What the exercise asks: Every line that holds the string "true" is to be identified and copied.

Exercise materials:

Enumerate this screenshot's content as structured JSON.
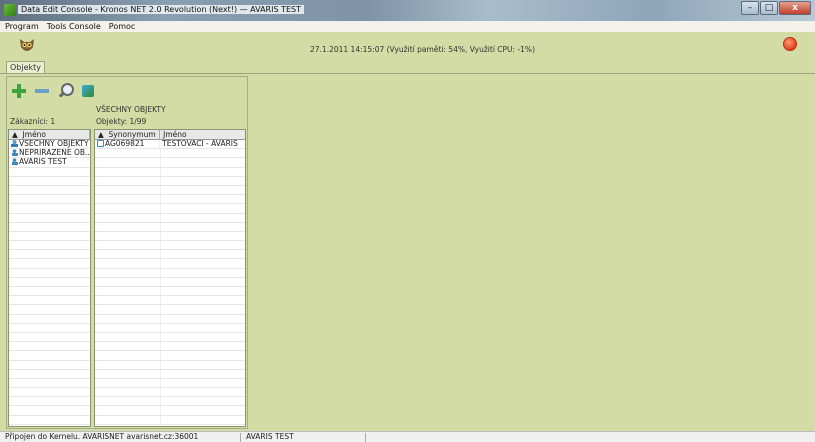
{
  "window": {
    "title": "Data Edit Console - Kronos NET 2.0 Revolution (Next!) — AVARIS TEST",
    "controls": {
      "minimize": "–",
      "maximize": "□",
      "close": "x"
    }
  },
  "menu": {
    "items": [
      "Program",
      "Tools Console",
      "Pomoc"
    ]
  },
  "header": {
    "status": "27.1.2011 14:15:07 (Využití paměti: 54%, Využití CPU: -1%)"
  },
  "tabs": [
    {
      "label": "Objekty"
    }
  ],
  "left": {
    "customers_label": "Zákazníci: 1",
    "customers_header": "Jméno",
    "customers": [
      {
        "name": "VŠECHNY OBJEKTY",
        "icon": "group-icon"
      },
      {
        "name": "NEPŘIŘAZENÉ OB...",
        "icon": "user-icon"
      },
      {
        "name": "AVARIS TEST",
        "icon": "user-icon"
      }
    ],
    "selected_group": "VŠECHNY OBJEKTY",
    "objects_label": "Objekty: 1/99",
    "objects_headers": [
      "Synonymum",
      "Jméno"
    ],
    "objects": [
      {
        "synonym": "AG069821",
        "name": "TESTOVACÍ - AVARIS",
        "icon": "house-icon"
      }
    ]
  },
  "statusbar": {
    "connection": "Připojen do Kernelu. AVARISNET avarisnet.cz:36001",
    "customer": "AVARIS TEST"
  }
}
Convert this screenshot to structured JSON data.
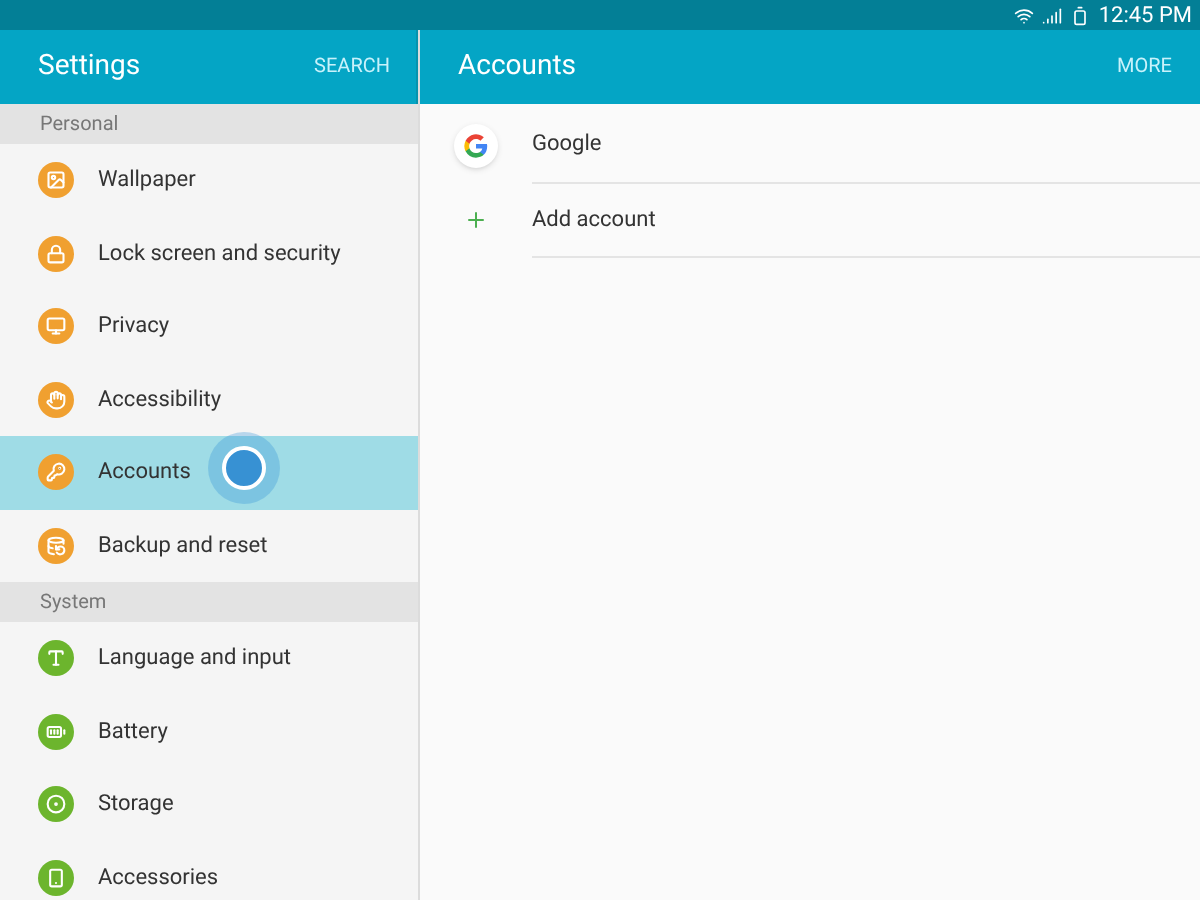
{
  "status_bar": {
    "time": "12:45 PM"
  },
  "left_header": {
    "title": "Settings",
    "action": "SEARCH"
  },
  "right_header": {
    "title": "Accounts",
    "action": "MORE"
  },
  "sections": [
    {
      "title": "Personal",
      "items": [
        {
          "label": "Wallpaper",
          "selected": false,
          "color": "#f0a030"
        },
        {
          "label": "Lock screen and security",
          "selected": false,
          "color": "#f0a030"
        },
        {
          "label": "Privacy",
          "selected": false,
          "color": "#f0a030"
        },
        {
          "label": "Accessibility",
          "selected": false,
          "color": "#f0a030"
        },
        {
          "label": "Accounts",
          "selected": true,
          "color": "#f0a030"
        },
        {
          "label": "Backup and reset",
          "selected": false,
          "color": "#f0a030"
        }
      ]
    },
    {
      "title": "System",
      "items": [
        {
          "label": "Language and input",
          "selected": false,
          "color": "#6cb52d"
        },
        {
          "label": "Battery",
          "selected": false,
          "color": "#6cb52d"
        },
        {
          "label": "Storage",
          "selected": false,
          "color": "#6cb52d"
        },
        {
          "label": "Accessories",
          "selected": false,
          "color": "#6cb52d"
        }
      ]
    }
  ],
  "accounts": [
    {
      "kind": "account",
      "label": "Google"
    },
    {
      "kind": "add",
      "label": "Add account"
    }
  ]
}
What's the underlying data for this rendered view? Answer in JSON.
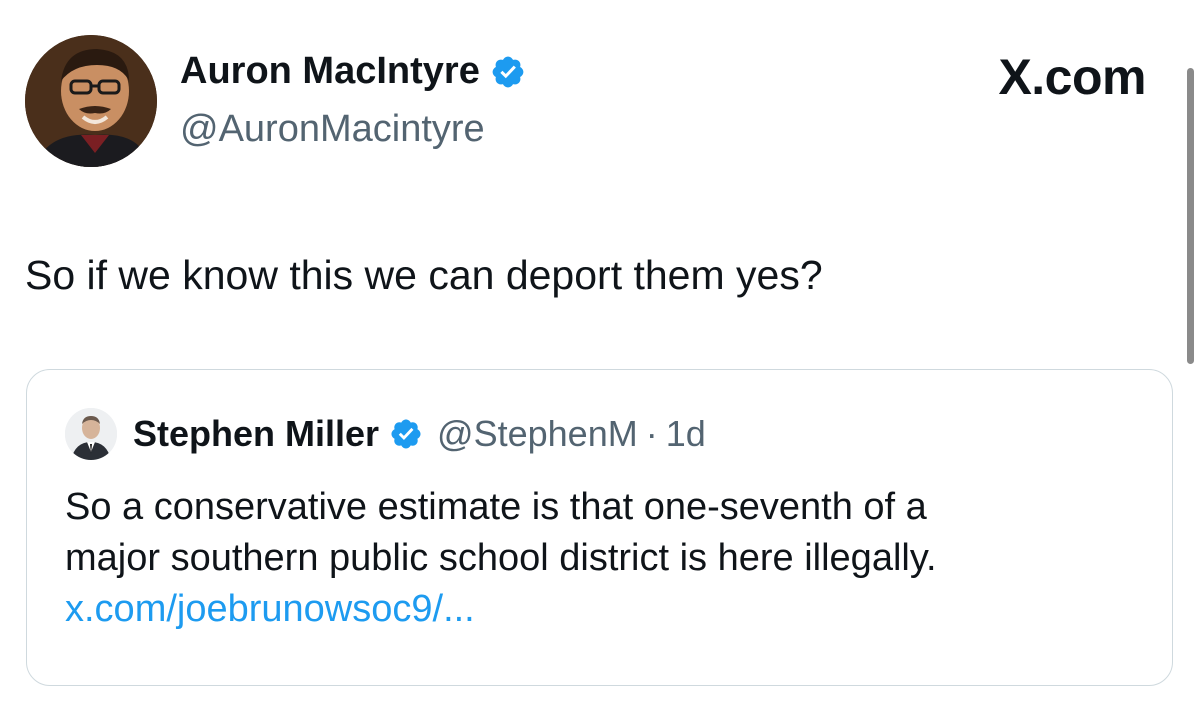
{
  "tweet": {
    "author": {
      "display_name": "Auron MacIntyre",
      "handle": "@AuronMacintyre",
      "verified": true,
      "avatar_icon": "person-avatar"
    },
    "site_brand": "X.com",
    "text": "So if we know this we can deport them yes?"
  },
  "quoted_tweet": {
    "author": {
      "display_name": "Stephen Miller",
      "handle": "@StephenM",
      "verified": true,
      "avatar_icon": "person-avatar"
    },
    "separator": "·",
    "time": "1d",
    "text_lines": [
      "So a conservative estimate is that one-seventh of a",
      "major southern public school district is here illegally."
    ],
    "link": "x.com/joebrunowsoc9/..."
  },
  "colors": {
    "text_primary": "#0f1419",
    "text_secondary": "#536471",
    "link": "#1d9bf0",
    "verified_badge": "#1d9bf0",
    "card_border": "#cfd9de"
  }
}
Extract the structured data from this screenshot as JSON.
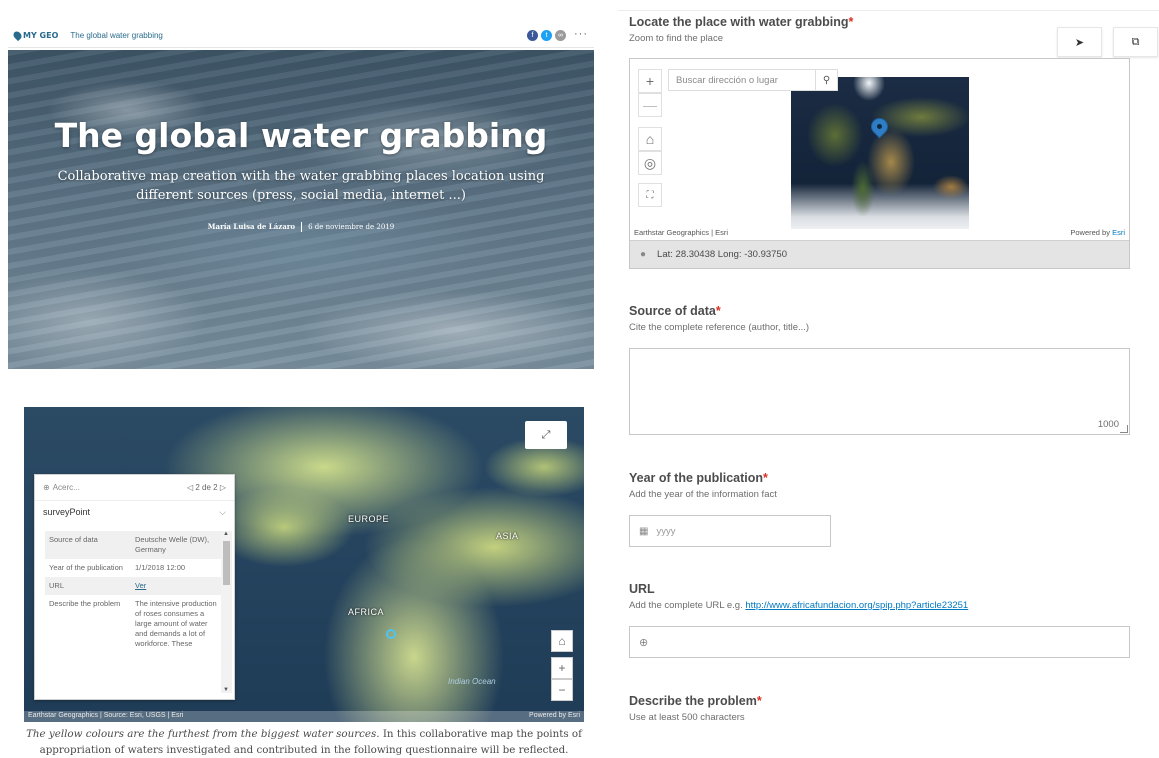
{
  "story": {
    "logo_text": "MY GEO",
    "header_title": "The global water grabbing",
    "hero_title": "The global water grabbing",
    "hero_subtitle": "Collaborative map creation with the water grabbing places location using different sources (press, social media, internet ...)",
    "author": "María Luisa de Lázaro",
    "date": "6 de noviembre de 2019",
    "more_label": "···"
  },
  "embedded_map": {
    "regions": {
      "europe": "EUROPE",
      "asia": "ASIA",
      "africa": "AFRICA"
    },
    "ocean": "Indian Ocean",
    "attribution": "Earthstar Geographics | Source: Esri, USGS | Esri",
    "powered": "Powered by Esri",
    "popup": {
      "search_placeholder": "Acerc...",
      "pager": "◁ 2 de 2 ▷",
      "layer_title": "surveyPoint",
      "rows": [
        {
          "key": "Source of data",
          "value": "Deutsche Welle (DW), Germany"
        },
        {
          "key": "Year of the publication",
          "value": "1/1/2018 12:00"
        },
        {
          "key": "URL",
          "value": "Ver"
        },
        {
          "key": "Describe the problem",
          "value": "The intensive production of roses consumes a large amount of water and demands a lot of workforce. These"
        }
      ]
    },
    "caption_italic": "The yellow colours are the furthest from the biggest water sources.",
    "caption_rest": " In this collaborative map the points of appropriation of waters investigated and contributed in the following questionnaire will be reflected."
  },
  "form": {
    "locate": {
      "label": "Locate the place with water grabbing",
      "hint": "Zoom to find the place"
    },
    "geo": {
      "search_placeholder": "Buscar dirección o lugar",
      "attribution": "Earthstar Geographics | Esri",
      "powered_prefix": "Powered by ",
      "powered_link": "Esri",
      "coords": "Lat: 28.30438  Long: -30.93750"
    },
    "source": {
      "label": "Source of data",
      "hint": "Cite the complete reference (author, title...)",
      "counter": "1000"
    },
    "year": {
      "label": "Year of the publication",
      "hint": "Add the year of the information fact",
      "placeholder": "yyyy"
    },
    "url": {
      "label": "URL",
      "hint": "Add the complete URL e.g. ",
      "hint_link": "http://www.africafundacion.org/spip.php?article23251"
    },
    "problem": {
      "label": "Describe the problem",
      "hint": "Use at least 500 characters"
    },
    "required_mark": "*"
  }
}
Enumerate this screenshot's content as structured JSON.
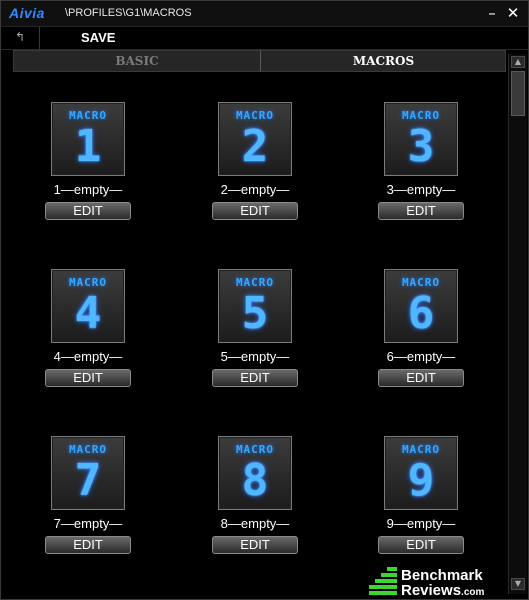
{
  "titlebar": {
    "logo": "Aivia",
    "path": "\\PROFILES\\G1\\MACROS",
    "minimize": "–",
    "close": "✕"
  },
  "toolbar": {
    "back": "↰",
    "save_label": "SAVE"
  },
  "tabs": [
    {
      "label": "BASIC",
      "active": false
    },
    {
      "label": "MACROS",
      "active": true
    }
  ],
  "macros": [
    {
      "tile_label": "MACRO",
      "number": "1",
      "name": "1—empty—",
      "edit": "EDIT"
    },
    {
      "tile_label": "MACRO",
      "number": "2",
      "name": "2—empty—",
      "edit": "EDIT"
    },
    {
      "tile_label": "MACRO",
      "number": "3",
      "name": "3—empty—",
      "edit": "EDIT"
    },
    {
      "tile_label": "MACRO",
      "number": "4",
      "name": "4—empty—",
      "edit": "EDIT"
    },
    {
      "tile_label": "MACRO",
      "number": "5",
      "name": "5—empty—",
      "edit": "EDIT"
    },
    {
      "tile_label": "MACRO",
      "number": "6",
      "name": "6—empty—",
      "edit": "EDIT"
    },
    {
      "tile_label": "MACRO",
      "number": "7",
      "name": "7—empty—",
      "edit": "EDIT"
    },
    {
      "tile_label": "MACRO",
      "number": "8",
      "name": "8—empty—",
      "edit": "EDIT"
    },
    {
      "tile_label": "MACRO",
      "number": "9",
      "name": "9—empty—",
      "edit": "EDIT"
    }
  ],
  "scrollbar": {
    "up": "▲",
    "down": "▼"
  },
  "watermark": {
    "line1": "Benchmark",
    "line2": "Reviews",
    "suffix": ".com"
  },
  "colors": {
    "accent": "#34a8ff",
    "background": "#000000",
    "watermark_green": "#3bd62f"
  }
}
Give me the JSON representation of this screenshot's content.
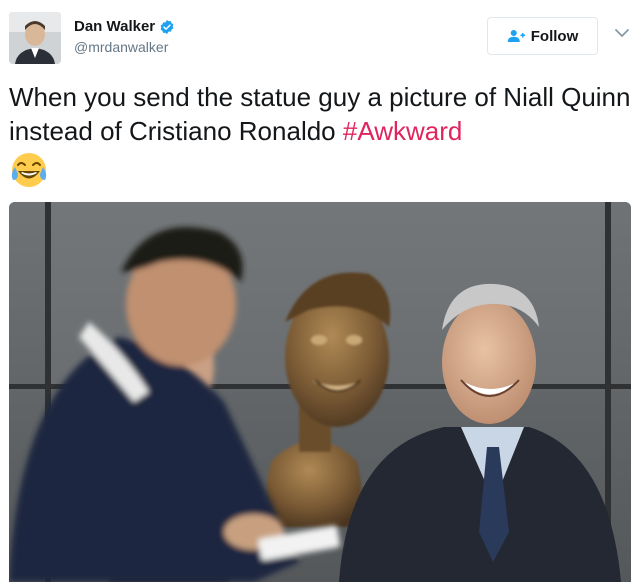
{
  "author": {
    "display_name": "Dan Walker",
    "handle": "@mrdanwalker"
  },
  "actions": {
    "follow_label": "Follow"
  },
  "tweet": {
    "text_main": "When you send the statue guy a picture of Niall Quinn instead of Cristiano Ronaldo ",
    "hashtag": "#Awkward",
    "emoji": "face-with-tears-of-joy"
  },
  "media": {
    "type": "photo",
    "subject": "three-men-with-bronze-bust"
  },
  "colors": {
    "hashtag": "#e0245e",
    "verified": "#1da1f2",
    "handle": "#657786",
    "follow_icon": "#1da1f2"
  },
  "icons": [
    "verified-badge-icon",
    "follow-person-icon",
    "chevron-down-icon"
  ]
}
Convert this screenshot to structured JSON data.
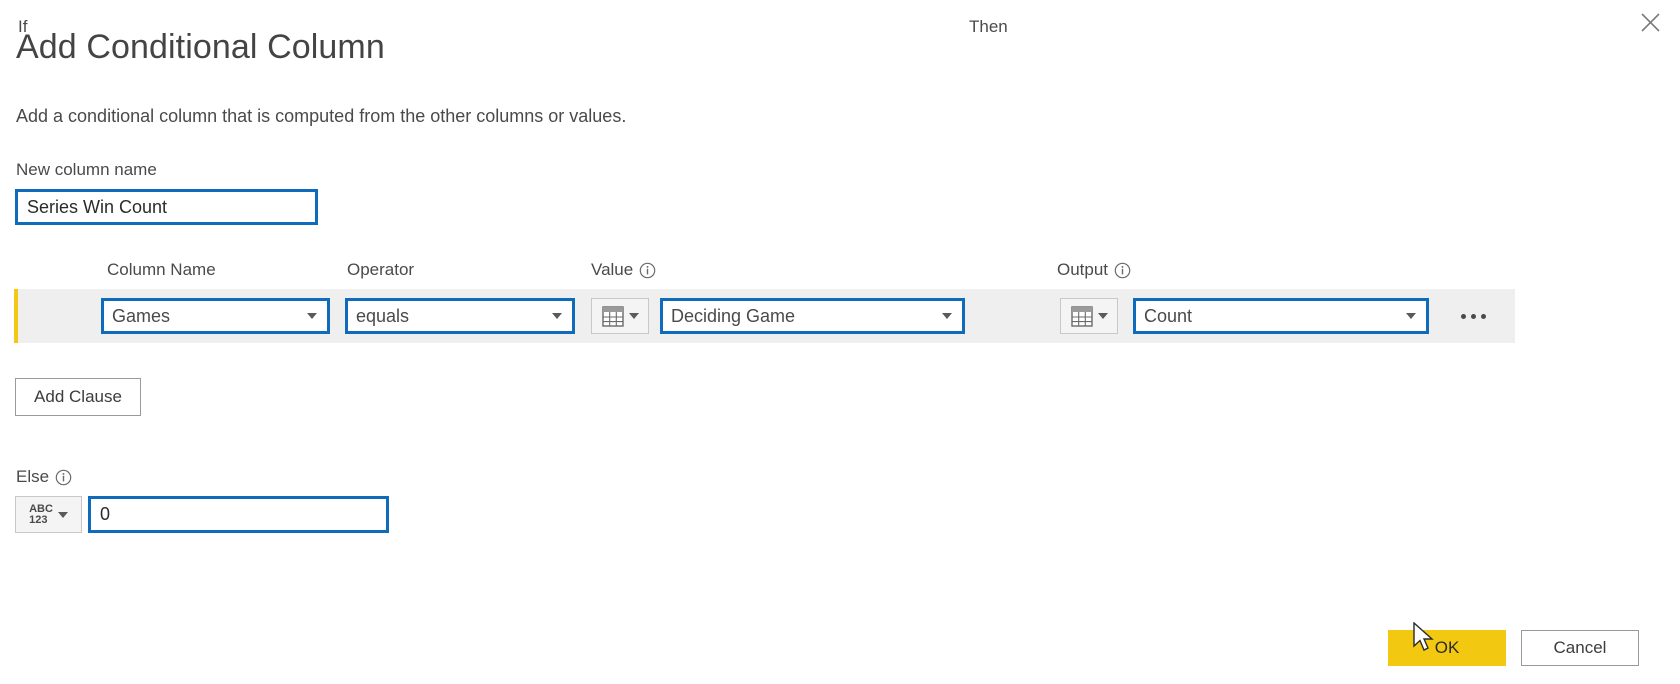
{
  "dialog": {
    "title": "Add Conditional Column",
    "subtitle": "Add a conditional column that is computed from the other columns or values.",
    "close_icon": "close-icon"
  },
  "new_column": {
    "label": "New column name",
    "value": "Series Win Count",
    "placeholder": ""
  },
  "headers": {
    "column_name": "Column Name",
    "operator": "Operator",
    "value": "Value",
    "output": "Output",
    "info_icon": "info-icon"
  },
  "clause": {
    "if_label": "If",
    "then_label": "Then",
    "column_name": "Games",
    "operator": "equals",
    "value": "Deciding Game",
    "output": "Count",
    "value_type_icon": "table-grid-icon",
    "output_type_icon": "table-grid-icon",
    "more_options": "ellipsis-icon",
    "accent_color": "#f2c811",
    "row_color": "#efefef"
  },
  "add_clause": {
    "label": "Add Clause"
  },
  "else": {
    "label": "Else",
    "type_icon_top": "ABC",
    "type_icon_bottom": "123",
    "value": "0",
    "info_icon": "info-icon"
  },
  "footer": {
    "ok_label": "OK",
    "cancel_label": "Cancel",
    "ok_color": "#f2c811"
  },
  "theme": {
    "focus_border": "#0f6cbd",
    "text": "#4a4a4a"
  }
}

Task output:
          "selected": true,
      "verified": true,
      "verified": true,
      "active": true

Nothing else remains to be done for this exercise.